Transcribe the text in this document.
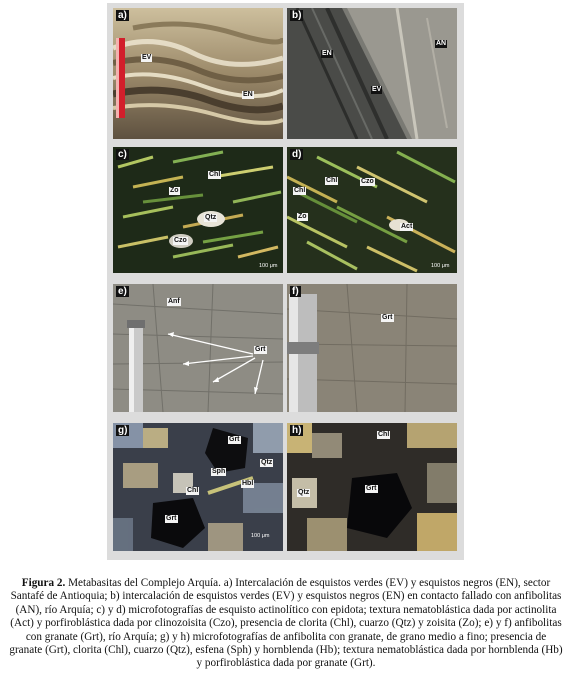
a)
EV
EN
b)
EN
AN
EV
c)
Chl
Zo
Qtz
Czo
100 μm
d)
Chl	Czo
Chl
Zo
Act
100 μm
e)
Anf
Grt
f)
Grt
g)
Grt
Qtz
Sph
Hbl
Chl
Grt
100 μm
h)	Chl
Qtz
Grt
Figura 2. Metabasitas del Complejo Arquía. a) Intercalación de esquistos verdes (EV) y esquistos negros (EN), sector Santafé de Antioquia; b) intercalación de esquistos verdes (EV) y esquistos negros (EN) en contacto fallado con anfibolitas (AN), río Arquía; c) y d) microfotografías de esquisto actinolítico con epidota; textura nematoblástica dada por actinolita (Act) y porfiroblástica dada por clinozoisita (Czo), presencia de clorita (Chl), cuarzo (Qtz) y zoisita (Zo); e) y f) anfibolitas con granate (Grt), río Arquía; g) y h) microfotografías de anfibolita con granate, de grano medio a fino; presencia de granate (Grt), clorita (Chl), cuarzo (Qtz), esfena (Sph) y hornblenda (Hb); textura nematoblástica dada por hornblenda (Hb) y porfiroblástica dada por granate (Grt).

◇ ◇ ◇ ◇

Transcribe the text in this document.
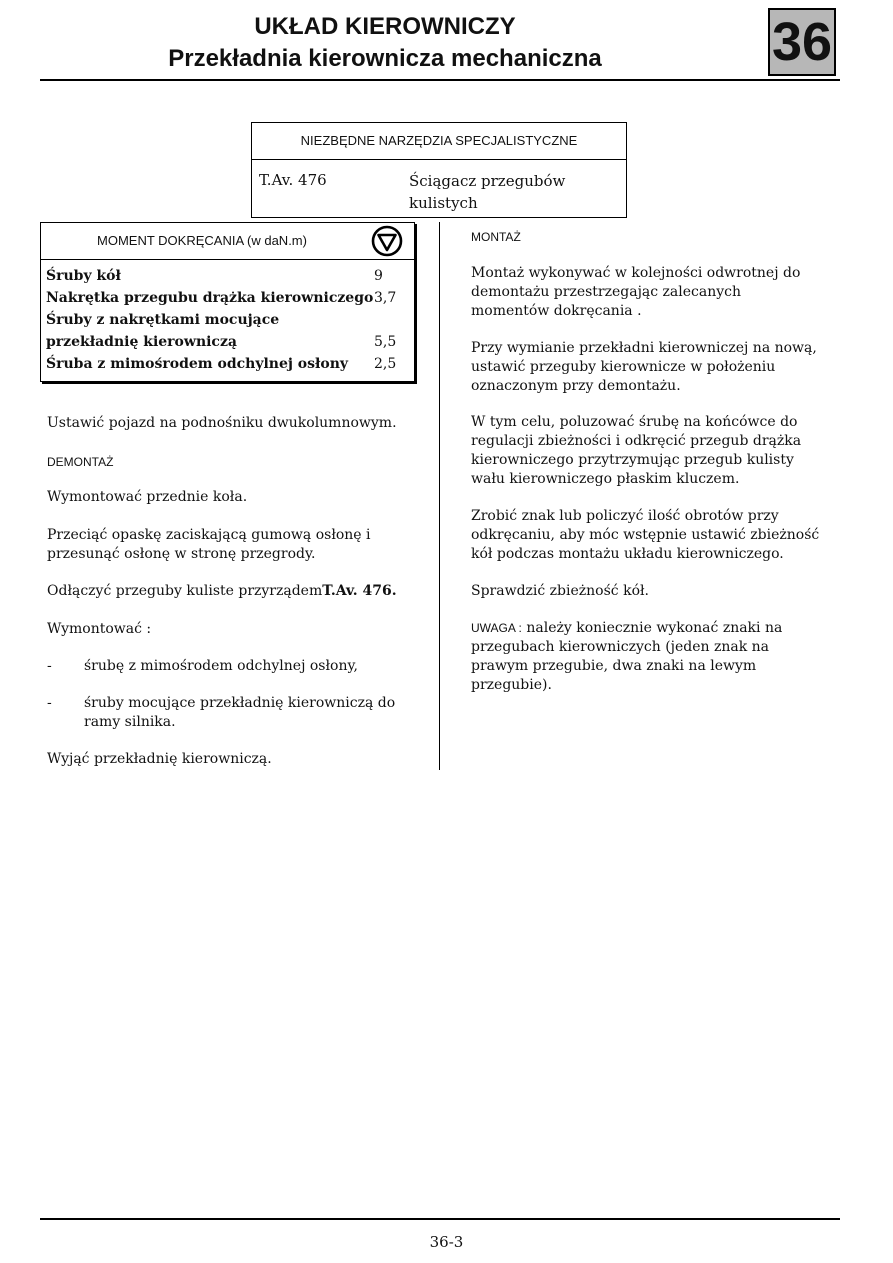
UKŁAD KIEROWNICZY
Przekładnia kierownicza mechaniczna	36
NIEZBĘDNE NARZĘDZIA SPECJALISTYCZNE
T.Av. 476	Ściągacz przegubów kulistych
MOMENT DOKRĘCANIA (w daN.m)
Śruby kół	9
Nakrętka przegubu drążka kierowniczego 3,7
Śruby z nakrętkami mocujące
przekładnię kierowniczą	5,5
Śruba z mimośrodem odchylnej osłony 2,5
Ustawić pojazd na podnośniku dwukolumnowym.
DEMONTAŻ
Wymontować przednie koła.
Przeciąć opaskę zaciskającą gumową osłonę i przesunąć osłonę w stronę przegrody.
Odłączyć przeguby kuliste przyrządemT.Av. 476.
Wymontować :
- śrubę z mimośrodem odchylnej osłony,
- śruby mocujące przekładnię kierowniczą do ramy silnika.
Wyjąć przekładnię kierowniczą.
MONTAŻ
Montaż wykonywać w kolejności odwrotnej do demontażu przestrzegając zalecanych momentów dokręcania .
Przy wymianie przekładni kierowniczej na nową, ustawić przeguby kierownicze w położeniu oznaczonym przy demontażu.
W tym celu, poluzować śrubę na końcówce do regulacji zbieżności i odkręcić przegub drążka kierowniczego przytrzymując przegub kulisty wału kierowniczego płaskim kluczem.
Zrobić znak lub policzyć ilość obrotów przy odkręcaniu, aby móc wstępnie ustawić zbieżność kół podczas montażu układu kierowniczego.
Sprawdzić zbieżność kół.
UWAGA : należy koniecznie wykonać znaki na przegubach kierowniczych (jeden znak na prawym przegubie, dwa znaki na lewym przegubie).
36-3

◇ ◇ ◇ ◇

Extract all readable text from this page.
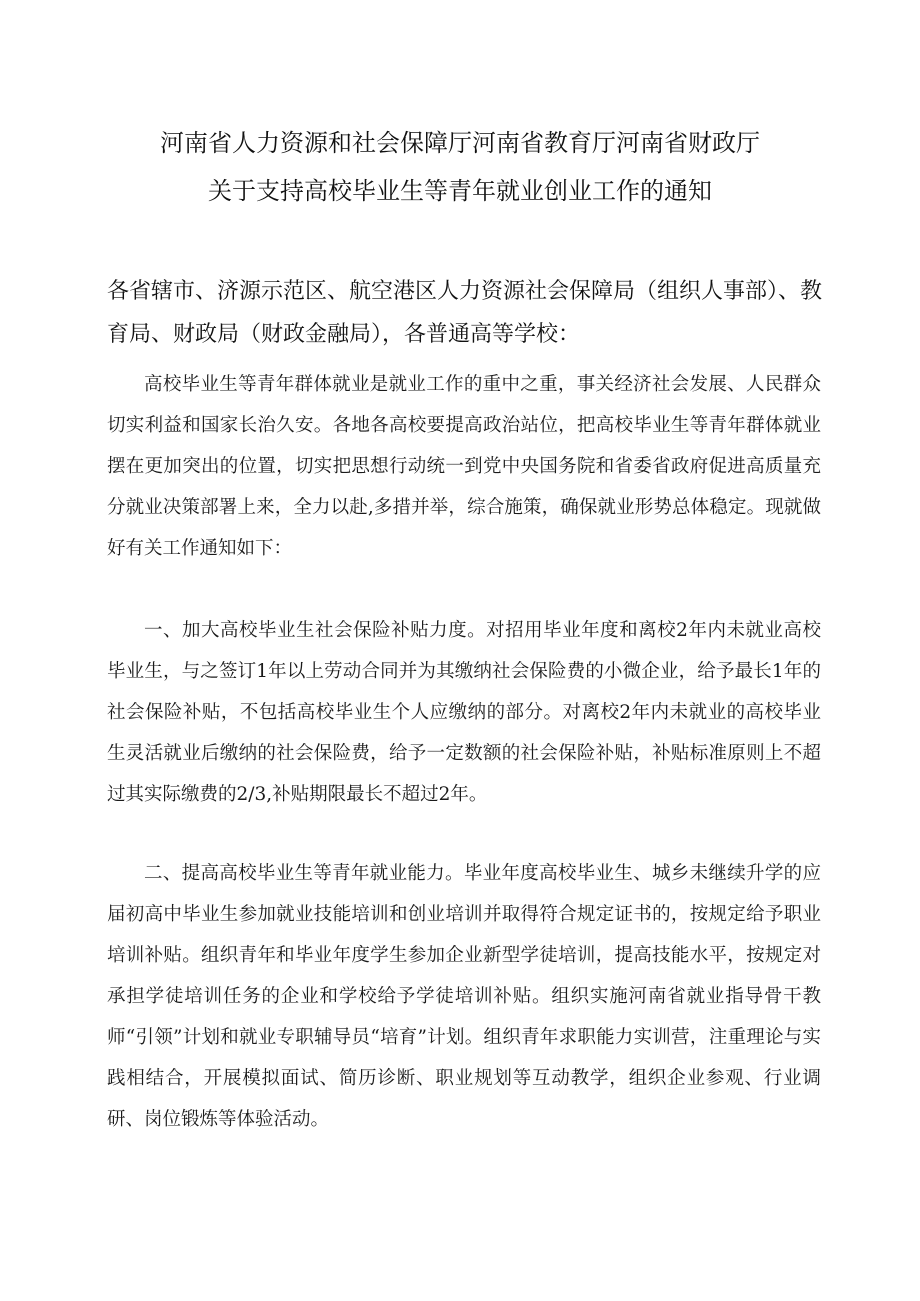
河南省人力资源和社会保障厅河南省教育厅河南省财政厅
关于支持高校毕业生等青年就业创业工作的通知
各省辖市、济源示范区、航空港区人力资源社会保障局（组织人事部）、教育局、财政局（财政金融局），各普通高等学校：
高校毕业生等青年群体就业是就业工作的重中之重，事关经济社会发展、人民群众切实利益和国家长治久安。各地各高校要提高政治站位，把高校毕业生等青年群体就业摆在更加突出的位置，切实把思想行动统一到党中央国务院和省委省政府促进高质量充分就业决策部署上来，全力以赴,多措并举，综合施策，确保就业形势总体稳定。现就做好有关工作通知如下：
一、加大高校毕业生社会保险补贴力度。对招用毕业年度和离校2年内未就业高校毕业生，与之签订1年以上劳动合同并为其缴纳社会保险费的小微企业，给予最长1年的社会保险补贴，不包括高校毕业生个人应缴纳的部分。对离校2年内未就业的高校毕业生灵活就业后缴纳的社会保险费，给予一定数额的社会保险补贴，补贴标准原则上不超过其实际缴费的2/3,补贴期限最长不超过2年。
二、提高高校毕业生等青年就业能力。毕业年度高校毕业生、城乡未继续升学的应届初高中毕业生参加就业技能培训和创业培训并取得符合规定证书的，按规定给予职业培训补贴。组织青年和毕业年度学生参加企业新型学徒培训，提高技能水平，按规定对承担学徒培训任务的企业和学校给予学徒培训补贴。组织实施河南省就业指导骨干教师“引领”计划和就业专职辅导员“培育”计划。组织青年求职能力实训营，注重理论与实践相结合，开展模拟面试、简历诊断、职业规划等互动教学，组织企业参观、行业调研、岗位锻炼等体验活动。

◇ ◇ ◇ ◇

REQUIRED WORK: Look over the records above and copy each line that includes the string "znak".

THE COMPLETED TASK:
Zrobić znak lub policzyć ilość obrotów przy odkręcaniu, aby móc wstępnie ustawić zbieżność kół podczas montażu układu kierowniczego.
UWAGA : należy koniecznie wykonać znaki na przegubach kierowniczych (jeden znak na prawym przegubie, dwa znaki na lewym przegubie).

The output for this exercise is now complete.